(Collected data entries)
>> begin
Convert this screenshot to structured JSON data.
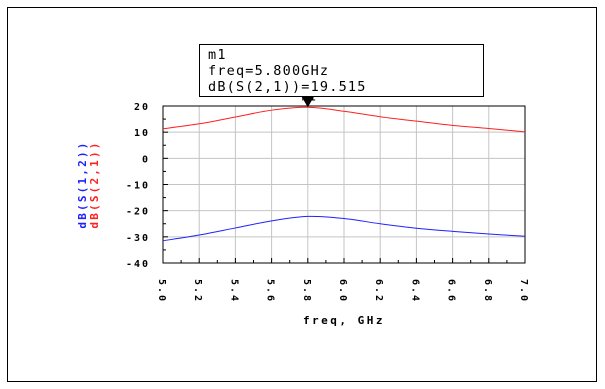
{
  "chart_data": {
    "type": "line",
    "x": [
      5.0,
      5.2,
      5.4,
      5.6,
      5.8,
      6.0,
      6.2,
      6.4,
      6.6,
      6.8,
      7.0
    ],
    "series": [
      {
        "name": "dB(S(1,2))",
        "color": "#2020ff",
        "values": [
          -31.5,
          -29.3,
          -26.6,
          -23.9,
          -22.2,
          -23.0,
          -25.0,
          -26.7,
          -27.9,
          -28.9,
          -29.8
        ]
      },
      {
        "name": "dB(S(2,1))",
        "color": "#ff2020",
        "values": [
          11.3,
          13.2,
          15.8,
          18.4,
          19.5,
          18.0,
          15.9,
          14.2,
          12.6,
          11.4,
          10.1
        ]
      }
    ],
    "xlabel": "freq, GHz",
    "ylabel": [
      "dB(S(1,2))",
      "dB(S(2,1))"
    ],
    "xlim": [
      5.0,
      7.0
    ],
    "ylim": [
      -40,
      20
    ],
    "xticks": [
      "5.0",
      "5.2",
      "5.4",
      "5.6",
      "5.8",
      "6.0",
      "6.2",
      "6.4",
      "6.6",
      "6.8",
      "7.0"
    ],
    "yticks": [
      "20",
      "10",
      "0",
      "-10",
      "-20",
      "-30",
      "-40"
    ],
    "grid": true,
    "marker": {
      "name": "m1",
      "x": 5.8,
      "y": 19.515,
      "label": "m1",
      "lines": [
        "m1",
        "freq=5.800GHz",
        "dB(S(2,1))=19.515"
      ]
    }
  }
}
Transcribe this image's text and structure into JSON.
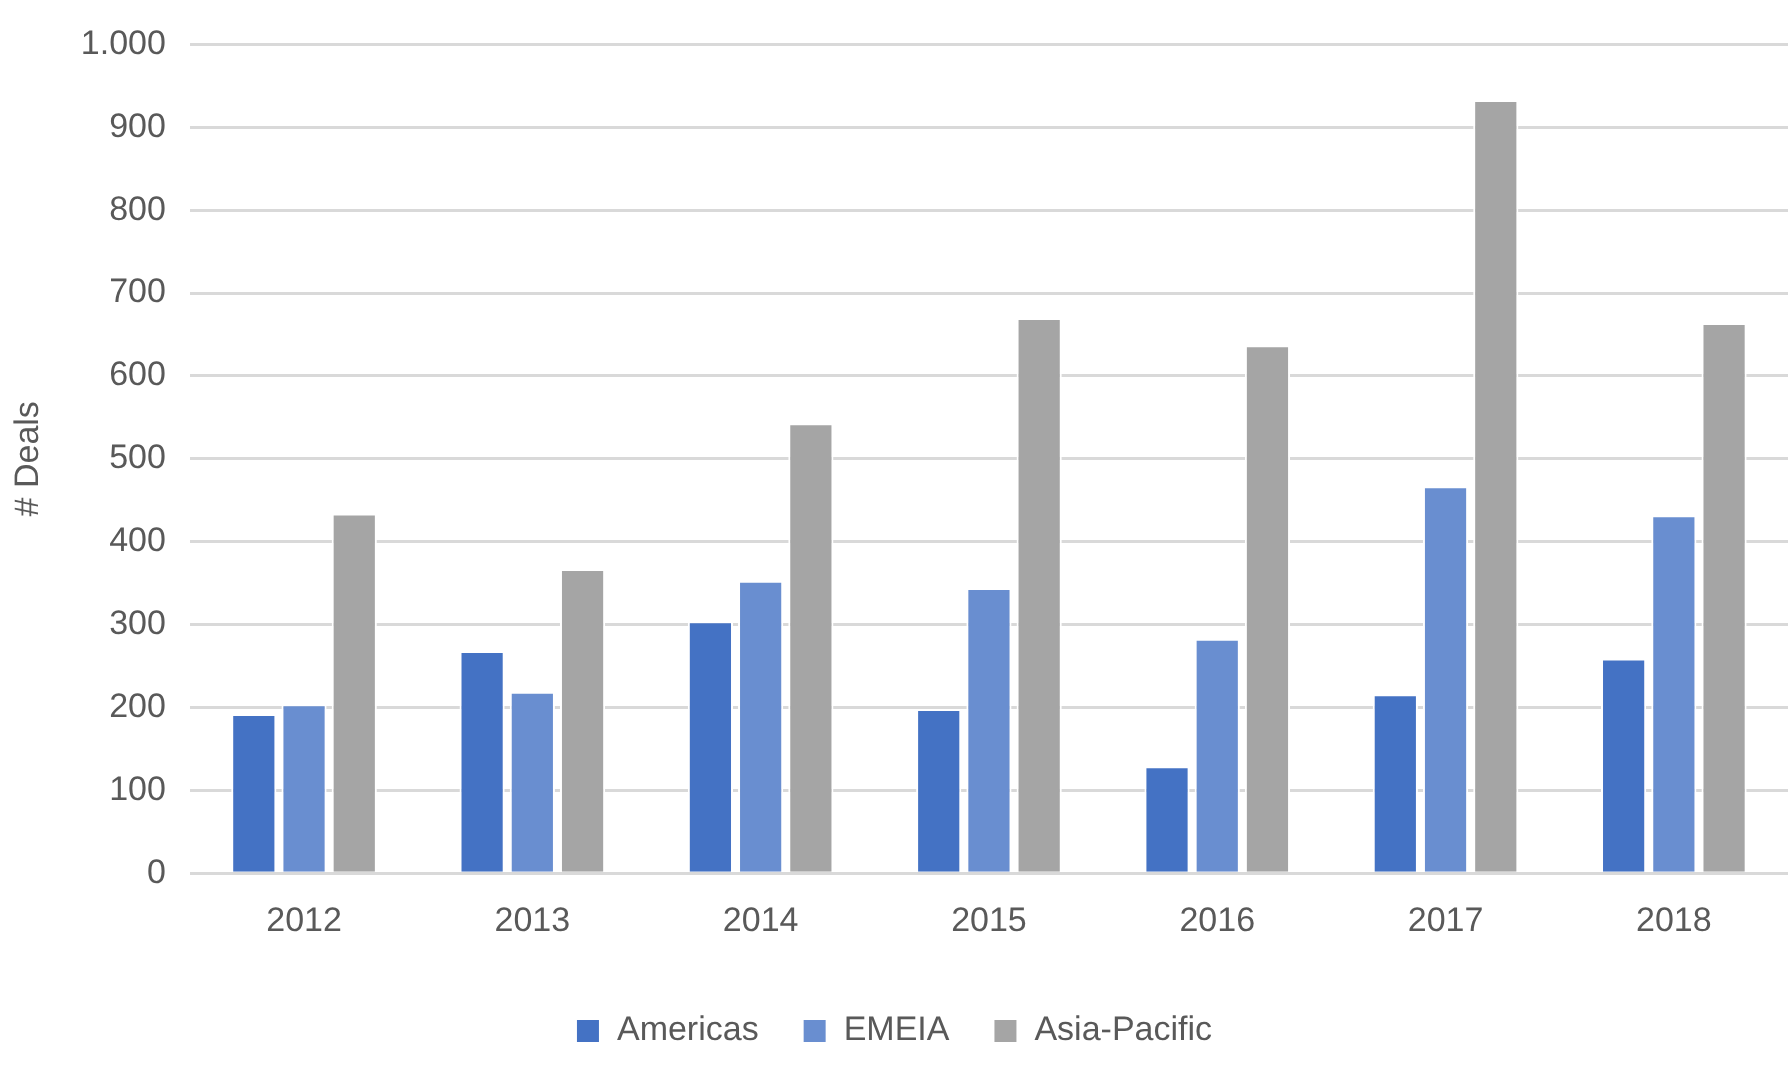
{
  "chart_data": {
    "type": "bar",
    "ylabel": "# Deals",
    "categories": [
      "2012",
      "2013",
      "2014",
      "2015",
      "2016",
      "2017",
      "2018"
    ],
    "series": [
      {
        "name": "Americas",
        "color": "#4472c4",
        "values": [
          192,
          268,
          304,
          198,
          129,
          216,
          259
        ]
      },
      {
        "name": "EMEIA",
        "color": "#698ed0",
        "values": [
          204,
          219,
          353,
          344,
          283,
          467,
          432
        ]
      },
      {
        "name": "Asia-Pacific",
        "color": "#a5a5a5",
        "values": [
          434,
          367,
          543,
          670,
          637,
          933,
          664
        ]
      }
    ],
    "ylim": [
      0,
      1000
    ],
    "yticks": [
      0,
      100,
      200,
      300,
      400,
      500,
      600,
      700,
      800,
      900,
      {
        "value": 1000,
        "label": "1.000"
      }
    ],
    "grid": "y",
    "legend": "bottom"
  }
}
>> end
Would you return the data exactly as written, without the pictures?

Convert this screenshot to structured JSON data.
{
  "chart_data": {
    "type": "line",
    "x": [
      5.0,
      5.2,
      5.4,
      5.6,
      5.8,
      6.0,
      6.2,
      6.4,
      6.6,
      6.8,
      7.0
    ],
    "series": [
      {
        "name": "dB(S(1,2))",
        "color": "#2020ff",
        "values": [
          -31.5,
          -29.3,
          -26.6,
          -23.9,
          -22.2,
          -23.0,
          -25.0,
          -26.7,
          -27.9,
          -28.9,
          -29.8
        ]
      },
      {
        "name": "dB(S(2,1))",
        "color": "#ff2020",
        "values": [
          11.3,
          13.2,
          15.8,
          18.4,
          19.5,
          18.0,
          15.9,
          14.2,
          12.6,
          11.4,
          10.1
        ]
      }
    ],
    "xlabel": "freq, GHz",
    "ylabel": [
      "dB(S(1,2))",
      "dB(S(2,1))"
    ],
    "xlim": [
      5.0,
      7.0
    ],
    "ylim": [
      -40,
      20
    ],
    "xticks": [
      "5.0",
      "5.2",
      "5.4",
      "5.6",
      "5.8",
      "6.0",
      "6.2",
      "6.4",
      "6.6",
      "6.8",
      "7.0"
    ],
    "yticks": [
      "20",
      "10",
      "0",
      "-10",
      "-20",
      "-30",
      "-40"
    ],
    "grid": true,
    "marker": {
      "name": "m1",
      "x": 5.8,
      "y": 19.515,
      "label": "m1",
      "lines": [
        "m1",
        "freq=5.800GHz",
        "dB(S(2,1))=19.515"
      ]
    }
  }
}
Transcribe this image's text and structure into JSON.
{
  "chart_data": {
    "type": "bar",
    "ylabel": "# Deals",
    "categories": [
      "2012",
      "2013",
      "2014",
      "2015",
      "2016",
      "2017",
      "2018"
    ],
    "series": [
      {
        "name": "Americas",
        "color": "#4472c4",
        "values": [
          192,
          268,
          304,
          198,
          129,
          216,
          259
        ]
      },
      {
        "name": "EMEIA",
        "color": "#698ed0",
        "values": [
          204,
          219,
          353,
          344,
          283,
          467,
          432
        ]
      },
      {
        "name": "Asia-Pacific",
        "color": "#a5a5a5",
        "values": [
          434,
          367,
          543,
          670,
          637,
          933,
          664
        ]
      }
    ],
    "ylim": [
      0,
      1000
    ],
    "yticks": [
      0,
      100,
      200,
      300,
      400,
      500,
      600,
      700,
      800,
      900,
      {
        "value": 1000,
        "label": "1.000"
      }
    ],
    "grid": "y",
    "legend": "bottom"
  }
}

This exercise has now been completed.